___ Supplied text

[m-users.] Problem with XML extra library

Volker Wysk post at volker-wysk.de
Thu Jun 23 22:37:36 AEST 2022


Hi!

Am Donnerstag, dem 23.06.2022 um 20:34 +1000 schrieb Zoltan Somogyi:
> 2022-06-23 17:11 GMT+10:00 "Volker Wysk" <post at volker-wysk.de>:
> > main([File|Files]) -->
> >     ...
> >     	    { TextResult = ok(Text) },
> > 	    pstate(mkEntity(Text), mkEncoding(utf8), init),
> >             ...
> > -----
> > 
> > The two "main" predicates are written in DCG syntax. The call to pstate/5 is
> > therefore (??) an abbreviation of
> > 
> >    pstate(mkEntity(Text), mkEncoding(utf8), init, !IO)
> > 
> > But the declaration of pstate/5 in parsing.m is:
> > 
> >    :- pred pstate(entity, encoding, globals, io, pstate(unit)).
> >    :- mode pstate(in, in, in, di, puo) is det.
> > 
> > So the type of the output state variable is "pstate(unit)". But it is "io",
> > when main/3 is called. The types don't match. 
> > ...
> > So why on earth does it work in tryit.m ?
> 
> That program was written very early in Mercury's history. As you see,
> it was written using DCGs, since state variable notation did not exist yet.
> Later, some of its aspects were updated to use more modern Mercury style,
> but it was not a complete update.
> 
> Many of the operations in xml.m have a pair of pstate() arguments as
> the last pair of arguments, which were intended to be used as the
> arguments threaded through their callers using DCG notation.

______

Exercise =>
Print the passage of the mailing-list post about the XML extra library that opens with the words containing "Am Donnerstag, dem" and closes with "mkEncoding(utf8), init, !IO)", keeping every character as it appears.

___ Data listing

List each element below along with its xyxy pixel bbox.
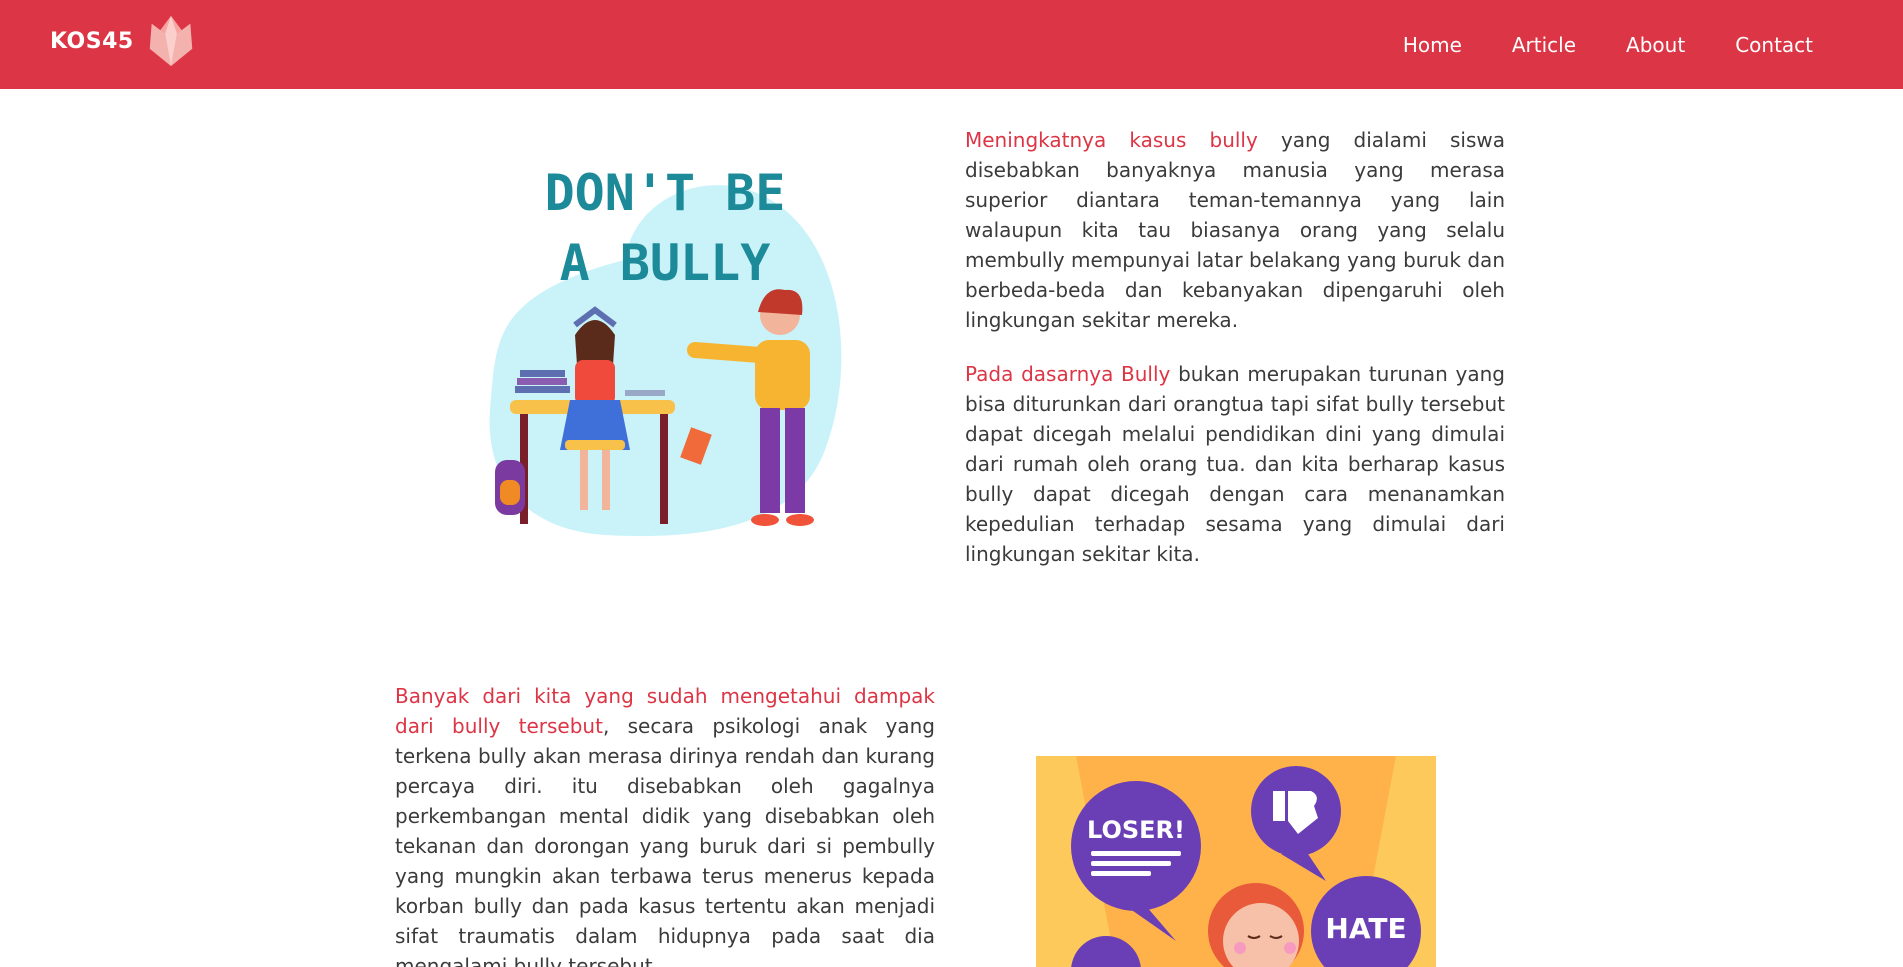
paragraph-bully-causes: Meningkatnya kasus bully yang dialami si… xyxy=(965,125,1505,335)
illustration-title-line2: A BULLY xyxy=(560,234,771,292)
paragraph-bully-prevention: Pada dasarnya Bully bukan merupakan turu… xyxy=(965,359,1505,569)
illustration-title-line1: DON'T BE xyxy=(545,164,786,222)
body-text: , secara psikologi anak yang terkena bul… xyxy=(395,714,935,967)
brand[interactable]: KOS45 xyxy=(50,12,200,70)
paragraph-bully-impact: Banyak dari kita yang sudah mengetahui d… xyxy=(395,681,935,967)
highlight-text: Meningkatnya kasus bully xyxy=(965,128,1258,152)
nav-contact[interactable]: Contact xyxy=(1735,33,1813,57)
brand-name: KOS45 xyxy=(50,28,134,54)
bubble-hate-text: HATE xyxy=(1325,912,1406,945)
body-text: yang dialami siswa disebabkan banyaknya … xyxy=(965,128,1506,332)
dont-be-a-bully-illustration: DON'T BE A BULLY xyxy=(489,164,842,537)
nav-article[interactable]: Article xyxy=(1512,33,1576,57)
lotus-logo-icon xyxy=(149,15,193,67)
body-text: bukan merupakan turunan yang bisa dituru… xyxy=(965,362,1506,566)
navbar: KOS45 Home Article About Contact xyxy=(0,0,1903,89)
nav-about[interactable]: About xyxy=(1626,33,1685,57)
loser-hate-illustration: LOSER! HATE xyxy=(1036,756,1436,967)
bubble-loser-text: LOSER! xyxy=(1087,816,1185,844)
nav-home[interactable]: Home xyxy=(1403,33,1462,57)
main-nav: Home Article About Contact xyxy=(1353,0,1813,89)
highlight-text: Pada dasarnya Bully xyxy=(965,362,1171,386)
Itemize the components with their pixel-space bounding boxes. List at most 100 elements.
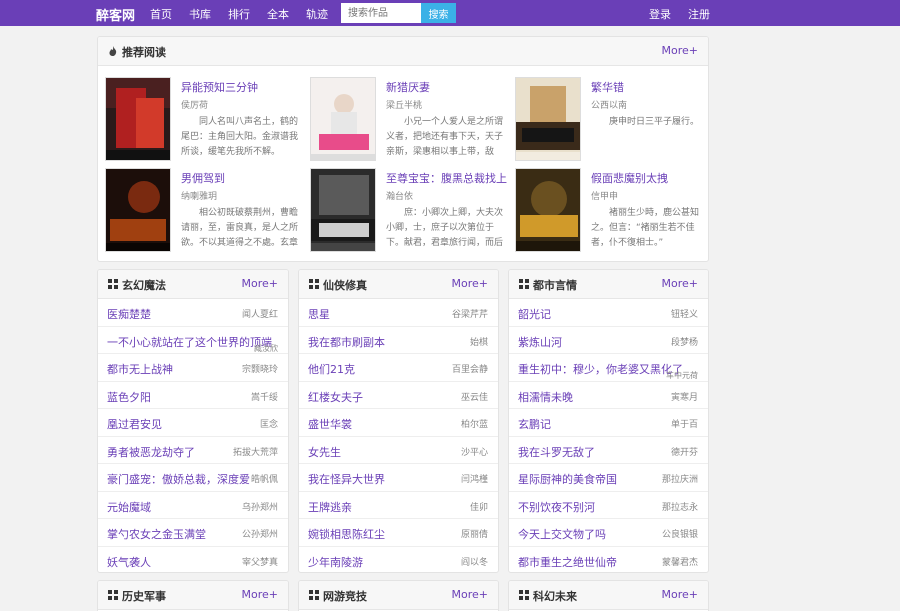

______

Exercise response =>
Am Donnerstag, dem 23.06.2022 um 20:34 +1000 schrieb Zoltan Somogyi:
> 2022-06-23 17:11 GMT+10:00 "Volker Wysk" <post at volker-wysk.de>:
> > main([File|Files]) -->
> >     ...
> >     	    { TextResult = ok(Text) },
> > 	    pstate(mkEntity(Text), mkEncoding(utf8), init),
> >             ...
> > -----
> > 
> > The two "main" predicates are written in DCG syntax. The call to pstate/5 is
> > therefore (??) an abbreviation of
> > 
> >    pstate(mkEntity(Text), mkEncoding(utf8), init, !IO)